**TASK TO CARRY OUT:**
Copy each line of the entries that contains the word "emissions".

**EXERCISE INPUTS:**

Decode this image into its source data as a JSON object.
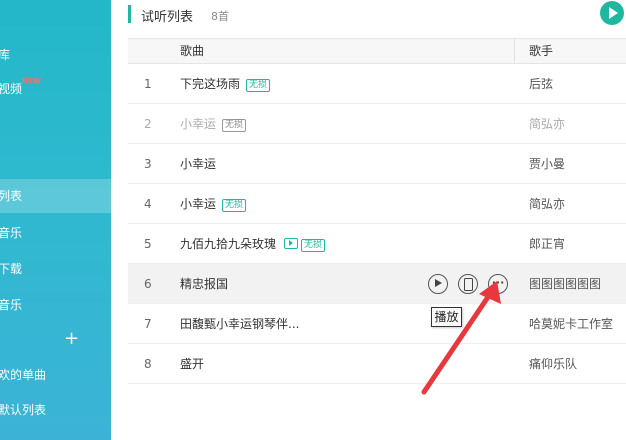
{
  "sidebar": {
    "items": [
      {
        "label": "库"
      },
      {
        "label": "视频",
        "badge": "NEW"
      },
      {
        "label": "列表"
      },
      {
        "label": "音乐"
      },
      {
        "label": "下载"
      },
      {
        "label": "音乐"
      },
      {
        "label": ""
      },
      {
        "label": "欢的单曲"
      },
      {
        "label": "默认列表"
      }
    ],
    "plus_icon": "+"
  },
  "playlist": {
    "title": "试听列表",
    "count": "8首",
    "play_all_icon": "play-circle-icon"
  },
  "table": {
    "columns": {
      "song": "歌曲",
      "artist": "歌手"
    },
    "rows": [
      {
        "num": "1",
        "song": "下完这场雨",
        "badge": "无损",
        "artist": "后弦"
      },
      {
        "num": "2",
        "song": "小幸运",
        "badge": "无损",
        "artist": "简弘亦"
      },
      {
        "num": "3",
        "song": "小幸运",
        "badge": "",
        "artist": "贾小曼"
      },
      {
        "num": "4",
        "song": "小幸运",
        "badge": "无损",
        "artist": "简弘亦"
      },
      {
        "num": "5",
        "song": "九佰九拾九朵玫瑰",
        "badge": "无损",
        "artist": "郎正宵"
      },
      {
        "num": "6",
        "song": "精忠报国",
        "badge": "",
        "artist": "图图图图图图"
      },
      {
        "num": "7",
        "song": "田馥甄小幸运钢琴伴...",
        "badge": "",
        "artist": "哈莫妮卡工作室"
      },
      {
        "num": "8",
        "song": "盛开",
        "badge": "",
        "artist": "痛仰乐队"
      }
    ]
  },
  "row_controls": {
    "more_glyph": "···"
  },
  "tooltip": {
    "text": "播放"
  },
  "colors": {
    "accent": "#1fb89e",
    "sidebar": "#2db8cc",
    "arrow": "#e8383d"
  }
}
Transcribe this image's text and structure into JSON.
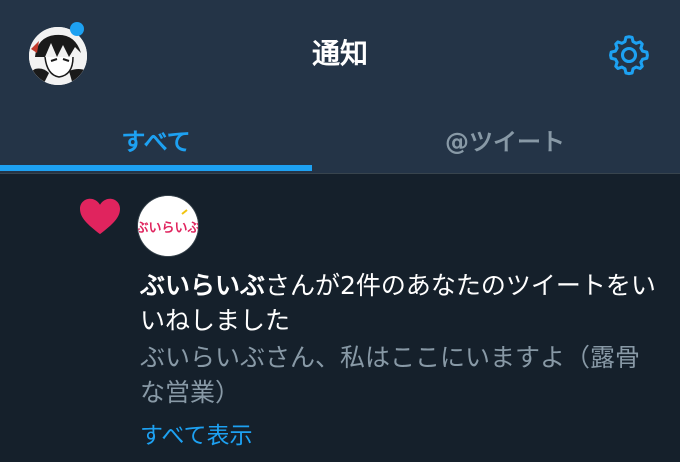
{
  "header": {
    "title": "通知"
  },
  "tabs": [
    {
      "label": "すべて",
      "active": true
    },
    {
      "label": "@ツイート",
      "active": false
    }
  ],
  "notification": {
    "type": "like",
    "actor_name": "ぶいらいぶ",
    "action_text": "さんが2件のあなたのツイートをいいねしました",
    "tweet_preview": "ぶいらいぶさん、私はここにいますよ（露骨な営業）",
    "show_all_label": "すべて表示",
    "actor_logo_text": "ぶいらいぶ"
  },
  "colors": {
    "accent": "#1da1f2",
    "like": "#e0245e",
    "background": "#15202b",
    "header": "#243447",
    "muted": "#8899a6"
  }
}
...
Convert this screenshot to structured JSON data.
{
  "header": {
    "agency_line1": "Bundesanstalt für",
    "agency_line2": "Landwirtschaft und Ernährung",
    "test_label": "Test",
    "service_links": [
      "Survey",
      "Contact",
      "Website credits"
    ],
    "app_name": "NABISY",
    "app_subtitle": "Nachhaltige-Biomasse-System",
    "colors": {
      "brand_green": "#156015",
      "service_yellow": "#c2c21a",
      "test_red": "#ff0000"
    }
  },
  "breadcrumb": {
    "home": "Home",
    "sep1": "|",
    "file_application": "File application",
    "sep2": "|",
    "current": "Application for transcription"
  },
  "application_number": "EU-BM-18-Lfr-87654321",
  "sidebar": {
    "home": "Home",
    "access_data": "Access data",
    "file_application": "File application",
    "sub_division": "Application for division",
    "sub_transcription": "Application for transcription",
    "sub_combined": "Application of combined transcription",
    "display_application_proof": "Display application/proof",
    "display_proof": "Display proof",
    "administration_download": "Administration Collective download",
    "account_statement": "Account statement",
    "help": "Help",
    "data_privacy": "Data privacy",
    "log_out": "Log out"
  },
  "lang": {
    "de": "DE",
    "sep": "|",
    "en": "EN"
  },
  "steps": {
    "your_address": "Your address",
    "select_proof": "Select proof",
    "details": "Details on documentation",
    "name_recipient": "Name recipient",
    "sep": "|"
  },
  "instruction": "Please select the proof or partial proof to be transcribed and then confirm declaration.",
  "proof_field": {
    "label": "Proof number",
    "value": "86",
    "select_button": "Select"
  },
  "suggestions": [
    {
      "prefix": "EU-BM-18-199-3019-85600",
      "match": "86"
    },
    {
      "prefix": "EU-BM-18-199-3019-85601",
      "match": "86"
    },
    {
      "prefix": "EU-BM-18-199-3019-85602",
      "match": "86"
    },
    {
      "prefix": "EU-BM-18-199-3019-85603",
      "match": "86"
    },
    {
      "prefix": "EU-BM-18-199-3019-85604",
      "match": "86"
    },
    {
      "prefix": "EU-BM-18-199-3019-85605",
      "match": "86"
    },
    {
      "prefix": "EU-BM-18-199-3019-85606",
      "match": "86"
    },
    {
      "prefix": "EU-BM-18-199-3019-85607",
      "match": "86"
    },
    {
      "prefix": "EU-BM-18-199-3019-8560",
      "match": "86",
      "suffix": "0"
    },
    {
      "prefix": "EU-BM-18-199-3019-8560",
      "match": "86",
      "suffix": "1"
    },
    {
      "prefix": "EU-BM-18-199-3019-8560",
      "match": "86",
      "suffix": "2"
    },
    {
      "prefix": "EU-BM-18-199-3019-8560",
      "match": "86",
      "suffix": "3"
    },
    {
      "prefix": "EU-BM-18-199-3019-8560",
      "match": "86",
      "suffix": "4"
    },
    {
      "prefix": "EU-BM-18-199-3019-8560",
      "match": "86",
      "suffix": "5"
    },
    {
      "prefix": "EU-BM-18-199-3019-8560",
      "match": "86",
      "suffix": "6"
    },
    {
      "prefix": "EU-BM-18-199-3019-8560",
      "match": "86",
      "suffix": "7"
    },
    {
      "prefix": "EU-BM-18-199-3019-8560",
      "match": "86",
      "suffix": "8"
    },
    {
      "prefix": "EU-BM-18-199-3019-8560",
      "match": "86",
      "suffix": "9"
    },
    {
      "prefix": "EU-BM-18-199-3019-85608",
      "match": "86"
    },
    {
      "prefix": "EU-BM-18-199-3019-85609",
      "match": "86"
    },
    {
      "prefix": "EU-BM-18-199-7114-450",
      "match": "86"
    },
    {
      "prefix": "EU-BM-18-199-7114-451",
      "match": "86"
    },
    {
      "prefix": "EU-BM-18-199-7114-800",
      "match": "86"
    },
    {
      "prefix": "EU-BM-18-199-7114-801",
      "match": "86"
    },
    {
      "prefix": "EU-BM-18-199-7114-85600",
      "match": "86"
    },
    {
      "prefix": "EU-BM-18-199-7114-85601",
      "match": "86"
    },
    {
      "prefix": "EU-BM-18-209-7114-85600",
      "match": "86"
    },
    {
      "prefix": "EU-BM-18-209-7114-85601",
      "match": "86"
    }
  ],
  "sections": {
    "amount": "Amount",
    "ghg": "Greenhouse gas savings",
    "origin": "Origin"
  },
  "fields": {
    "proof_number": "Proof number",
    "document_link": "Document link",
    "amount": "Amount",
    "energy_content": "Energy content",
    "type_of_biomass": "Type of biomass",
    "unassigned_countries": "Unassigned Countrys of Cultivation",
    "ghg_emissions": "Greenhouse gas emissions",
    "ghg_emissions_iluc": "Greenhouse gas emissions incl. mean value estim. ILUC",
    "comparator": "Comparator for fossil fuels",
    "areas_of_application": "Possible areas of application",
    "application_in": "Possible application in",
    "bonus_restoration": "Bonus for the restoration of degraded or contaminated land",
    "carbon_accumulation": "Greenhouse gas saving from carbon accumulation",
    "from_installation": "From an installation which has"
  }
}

**ANSWER TO THE PROBLEM:**
    "ghg_emissions": "Greenhouse gas emissions",
    "ghg_emissions_iluc": "Greenhouse gas emissions incl. mean value estim. ILUC",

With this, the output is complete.